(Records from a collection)

* * * * * * * * *

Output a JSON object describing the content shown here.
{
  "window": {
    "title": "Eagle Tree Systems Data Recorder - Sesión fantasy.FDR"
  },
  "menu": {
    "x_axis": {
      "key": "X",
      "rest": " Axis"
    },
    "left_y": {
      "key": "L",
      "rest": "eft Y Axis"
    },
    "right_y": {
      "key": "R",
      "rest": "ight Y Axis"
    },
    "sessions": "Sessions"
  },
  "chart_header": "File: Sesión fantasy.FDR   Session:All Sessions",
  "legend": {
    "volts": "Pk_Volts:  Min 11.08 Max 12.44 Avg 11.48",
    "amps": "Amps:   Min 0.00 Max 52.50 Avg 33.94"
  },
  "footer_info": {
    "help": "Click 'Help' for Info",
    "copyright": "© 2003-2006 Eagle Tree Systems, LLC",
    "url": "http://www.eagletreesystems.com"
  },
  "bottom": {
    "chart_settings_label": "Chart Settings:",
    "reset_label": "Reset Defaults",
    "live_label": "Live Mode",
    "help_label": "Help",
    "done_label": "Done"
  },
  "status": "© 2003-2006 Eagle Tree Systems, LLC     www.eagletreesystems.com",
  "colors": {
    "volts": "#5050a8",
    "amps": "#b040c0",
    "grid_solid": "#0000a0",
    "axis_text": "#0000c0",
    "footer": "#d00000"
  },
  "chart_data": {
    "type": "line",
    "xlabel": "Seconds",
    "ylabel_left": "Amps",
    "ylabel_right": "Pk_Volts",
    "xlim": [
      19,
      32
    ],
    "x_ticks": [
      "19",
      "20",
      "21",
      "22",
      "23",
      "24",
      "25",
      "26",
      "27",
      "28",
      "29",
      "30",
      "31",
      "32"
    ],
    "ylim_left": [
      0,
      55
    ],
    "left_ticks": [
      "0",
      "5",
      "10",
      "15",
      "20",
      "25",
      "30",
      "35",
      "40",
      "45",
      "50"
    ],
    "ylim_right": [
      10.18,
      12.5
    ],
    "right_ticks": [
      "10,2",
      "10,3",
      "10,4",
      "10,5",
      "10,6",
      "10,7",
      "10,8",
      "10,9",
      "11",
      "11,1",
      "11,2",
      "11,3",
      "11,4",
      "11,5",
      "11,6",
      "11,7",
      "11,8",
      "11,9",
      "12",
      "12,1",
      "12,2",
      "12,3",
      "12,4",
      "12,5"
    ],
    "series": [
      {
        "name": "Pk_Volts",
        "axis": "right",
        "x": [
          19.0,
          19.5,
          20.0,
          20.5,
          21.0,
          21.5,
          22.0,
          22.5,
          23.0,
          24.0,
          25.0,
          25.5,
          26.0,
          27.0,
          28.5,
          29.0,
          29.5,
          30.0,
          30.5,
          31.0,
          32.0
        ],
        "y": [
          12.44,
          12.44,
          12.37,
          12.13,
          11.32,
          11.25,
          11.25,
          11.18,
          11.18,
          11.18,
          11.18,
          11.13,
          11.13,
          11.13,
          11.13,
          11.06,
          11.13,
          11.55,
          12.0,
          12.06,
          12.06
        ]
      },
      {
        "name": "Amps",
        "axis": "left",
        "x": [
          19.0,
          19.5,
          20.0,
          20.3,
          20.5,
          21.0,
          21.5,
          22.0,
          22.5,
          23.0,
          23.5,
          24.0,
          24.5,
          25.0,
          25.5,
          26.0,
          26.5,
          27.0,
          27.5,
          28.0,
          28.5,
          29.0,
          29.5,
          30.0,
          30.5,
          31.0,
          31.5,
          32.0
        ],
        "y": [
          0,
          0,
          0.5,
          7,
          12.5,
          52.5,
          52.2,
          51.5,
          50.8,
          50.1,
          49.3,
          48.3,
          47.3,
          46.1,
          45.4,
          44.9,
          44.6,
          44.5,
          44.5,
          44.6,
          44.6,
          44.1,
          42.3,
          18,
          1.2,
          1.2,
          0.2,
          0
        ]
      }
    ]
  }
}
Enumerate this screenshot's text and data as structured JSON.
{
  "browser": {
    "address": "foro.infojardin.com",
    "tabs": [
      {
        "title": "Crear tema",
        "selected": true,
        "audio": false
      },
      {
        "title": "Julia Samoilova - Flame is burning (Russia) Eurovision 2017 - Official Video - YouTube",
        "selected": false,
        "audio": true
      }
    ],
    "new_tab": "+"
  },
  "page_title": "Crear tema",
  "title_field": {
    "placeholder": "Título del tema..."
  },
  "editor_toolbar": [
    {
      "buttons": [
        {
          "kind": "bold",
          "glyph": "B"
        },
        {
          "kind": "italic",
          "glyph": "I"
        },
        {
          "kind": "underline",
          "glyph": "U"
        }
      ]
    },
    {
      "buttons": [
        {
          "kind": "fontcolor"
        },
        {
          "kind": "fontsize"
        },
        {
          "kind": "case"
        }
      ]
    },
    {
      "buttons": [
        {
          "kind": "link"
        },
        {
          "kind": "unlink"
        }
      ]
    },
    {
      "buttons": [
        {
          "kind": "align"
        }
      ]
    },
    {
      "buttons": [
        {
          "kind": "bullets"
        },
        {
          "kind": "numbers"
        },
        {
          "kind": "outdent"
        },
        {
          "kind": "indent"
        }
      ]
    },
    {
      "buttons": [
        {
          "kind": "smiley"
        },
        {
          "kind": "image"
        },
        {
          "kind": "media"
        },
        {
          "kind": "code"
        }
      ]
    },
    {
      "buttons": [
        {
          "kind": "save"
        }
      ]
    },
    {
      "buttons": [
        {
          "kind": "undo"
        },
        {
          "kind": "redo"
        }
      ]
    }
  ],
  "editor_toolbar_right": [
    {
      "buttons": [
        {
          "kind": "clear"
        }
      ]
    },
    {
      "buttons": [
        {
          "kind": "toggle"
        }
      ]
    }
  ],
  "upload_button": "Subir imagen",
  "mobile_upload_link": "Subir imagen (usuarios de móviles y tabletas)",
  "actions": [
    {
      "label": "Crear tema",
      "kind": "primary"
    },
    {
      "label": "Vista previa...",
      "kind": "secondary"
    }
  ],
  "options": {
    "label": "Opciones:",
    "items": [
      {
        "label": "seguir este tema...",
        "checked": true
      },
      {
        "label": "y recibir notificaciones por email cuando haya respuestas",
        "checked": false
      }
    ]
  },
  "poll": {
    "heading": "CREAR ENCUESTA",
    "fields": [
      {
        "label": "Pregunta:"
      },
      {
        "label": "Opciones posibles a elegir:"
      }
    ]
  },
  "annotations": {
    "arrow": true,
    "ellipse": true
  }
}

* * * * * * * * *

THE PROBLEM: Make a verbatim copy of every entry shown above.

FULL RESPONSE:
Output a JSON object describing the content shown here.
{
  "window": {
    "title": "Eagle Tree Systems Data Recorder - Sesión fantasy.FDR"
  },
  "menu": {
    "x_axis": {
      "key": "X",
      "rest": " Axis"
    },
    "left_y": {
      "key": "L",
      "rest": "eft Y Axis"
    },
    "right_y": {
      "key": "R",
      "rest": "ight Y Axis"
    },
    "sessions": "Sessions"
  },
  "chart_header": "File: Sesión fantasy.FDR   Session:All Sessions",
  "legend": {
    "volts": "Pk_Volts:  Min 11.08 Max 12.44 Avg 11.48",
    "amps": "Amps:   Min 0.00 Max 52.50 Avg 33.94"
  },
  "footer_info": {
    "help": "Click 'Help' for Info",
    "copyright": "© 2003-2006 Eagle Tree Systems, LLC",
    "url": "http://www.eagletreesystems.com"
  },
  "bottom": {
    "chart_settings_label": "Chart Settings:",
    "reset_label": "Reset Defaults",
    "live_label": "Live Mode",
    "help_label": "Help",
    "done_label": "Done"
  },
  "status": "© 2003-2006 Eagle Tree Systems, LLC     www.eagletreesystems.com",
  "colors": {
    "volts": "#5050a8",
    "amps": "#b040c0",
    "grid_solid": "#0000a0",
    "axis_text": "#0000c0",
    "footer": "#d00000"
  },
  "chart_data": {
    "type": "line",
    "xlabel": "Seconds",
    "ylabel_left": "Amps",
    "ylabel_right": "Pk_Volts",
    "xlim": [
      19,
      32
    ],
    "x_ticks": [
      "19",
      "20",
      "21",
      "22",
      "23",
      "24",
      "25",
      "26",
      "27",
      "28",
      "29",
      "30",
      "31",
      "32"
    ],
    "ylim_left": [
      0,
      55
    ],
    "left_ticks": [
      "0",
      "5",
      "10",
      "15",
      "20",
      "25",
      "30",
      "35",
      "40",
      "45",
      "50"
    ],
    "ylim_right": [
      10.18,
      12.5
    ],
    "right_ticks": [
      "10,2",
      "10,3",
      "10,4",
      "10,5",
      "10,6",
      "10,7",
      "10,8",
      "10,9",
      "11",
      "11,1",
      "11,2",
      "11,3",
      "11,4",
      "11,5",
      "11,6",
      "11,7",
      "11,8",
      "11,9",
      "12",
      "12,1",
      "12,2",
      "12,3",
      "12,4",
      "12,5"
    ],
    "series": [
      {
        "name": "Pk_Volts",
        "axis": "right",
        "x": [
          19.0,
          19.5,
          20.0,
          20.5,
          21.0,
          21.5,
          22.0,
          22.5,
          23.0,
          24.0,
          25.0,
          25.5,
          26.0,
          27.0,
          28.5,
          29.0,
          29.5,
          30.0,
          30.5,
          31.0,
          32.0
        ],
        "y": [
          12.44,
          12.44,
          12.37,
          12.13,
          11.32,
          11.25,
          11.25,
          11.18,
          11.18,
          11.18,
          11.18,
          11.13,
          11.13,
          11.13,
          11.13,
          11.06,
          11.13,
          11.55,
          12.0,
          12.06,
          12.06
        ]
      },
      {
        "name": "Amps",
        "axis": "left",
        "x": [
          19.0,
          19.5,
          20.0,
          20.3,
          20.5,
          21.0,
          21.5,
          22.0,
          22.5,
          23.0,
          23.5,
          24.0,
          24.5,
          25.0,
          25.5,
          26.0,
          26.5,
          27.0,
          27.5,
          28.0,
          28.5,
          29.0,
          29.5,
          30.0,
          30.5,
          31.0,
          31.5,
          32.0
        ],
        "y": [
          0,
          0,
          0.5,
          7,
          12.5,
          52.5,
          52.2,
          51.5,
          50.8,
          50.1,
          49.3,
          48.3,
          47.3,
          46.1,
          45.4,
          44.9,
          44.6,
          44.5,
          44.5,
          44.6,
          44.6,
          44.1,
          42.3,
          18,
          1.2,
          1.2,
          0.2,
          0
        ]
      }
    ]
  }
}
Enumerate this screenshot's text and data as structured JSON.
{
  "browser": {
    "address": "foro.infojardin.com",
    "tabs": [
      {
        "title": "Crear tema",
        "selected": true,
        "audio": false
      },
      {
        "title": "Julia Samoilova - Flame is burning (Russia) Eurovision 2017 - Official Video - YouTube",
        "selected": false,
        "audio": true
      }
    ],
    "new_tab": "+"
  },
  "page_title": "Crear tema",
  "title_field": {
    "placeholder": "Título del tema..."
  },
  "editor_toolbar": [
    {
      "buttons": [
        {
          "kind": "bold",
          "glyph": "B"
        },
        {
          "kind": "italic",
          "glyph": "I"
        },
        {
          "kind": "underline",
          "glyph": "U"
        }
      ]
    },
    {
      "buttons": [
        {
          "kind": "fontcolor"
        },
        {
          "kind": "fontsize"
        },
        {
          "kind": "case"
        }
      ]
    },
    {
      "buttons": [
        {
          "kind": "link"
        },
        {
          "kind": "unlink"
        }
      ]
    },
    {
      "buttons": [
        {
          "kind": "align"
        }
      ]
    },
    {
      "buttons": [
        {
          "kind": "bullets"
        },
        {
          "kind": "numbers"
        },
        {
          "kind": "outdent"
        },
        {
          "kind": "indent"
        }
      ]
    },
    {
      "buttons": [
        {
          "kind": "smiley"
        },
        {
          "kind": "image"
        },
        {
          "kind": "media"
        },
        {
          "kind": "code"
        }
      ]
    },
    {
      "buttons": [
        {
          "kind": "save"
        }
      ]
    },
    {
      "buttons": [
        {
          "kind": "undo"
        },
        {
          "kind": "redo"
        }
      ]
    }
  ],
  "editor_toolbar_right": [
    {
      "buttons": [
        {
          "kind": "clear"
        }
      ]
    },
    {
      "buttons": [
        {
          "kind": "toggle"
        }
      ]
    }
  ],
  "upload_button": "Subir imagen",
  "mobile_upload_link": "Subir imagen (usuarios de móviles y tabletas)",
  "actions": [
    {
      "label": "Crear tema",
      "kind": "primary"
    },
    {
      "label": "Vista previa...",
      "kind": "secondary"
    }
  ],
  "options": {
    "label": "Opciones:",
    "items": [
      {
        "label": "seguir este tema...",
        "checked": true
      },
      {
        "label": "y recibir notificaciones por email cuando haya respuestas",
        "checked": false
      }
    ]
  },
  "poll": {
    "heading": "CREAR ENCUESTA",
    "fields": [
      {
        "label": "Pregunta:"
      },
      {
        "label": "Opciones posibles a elegir:"
      }
    ]
  },
  "annotations": {
    "arrow": true,
    "ellipse": true
  }
}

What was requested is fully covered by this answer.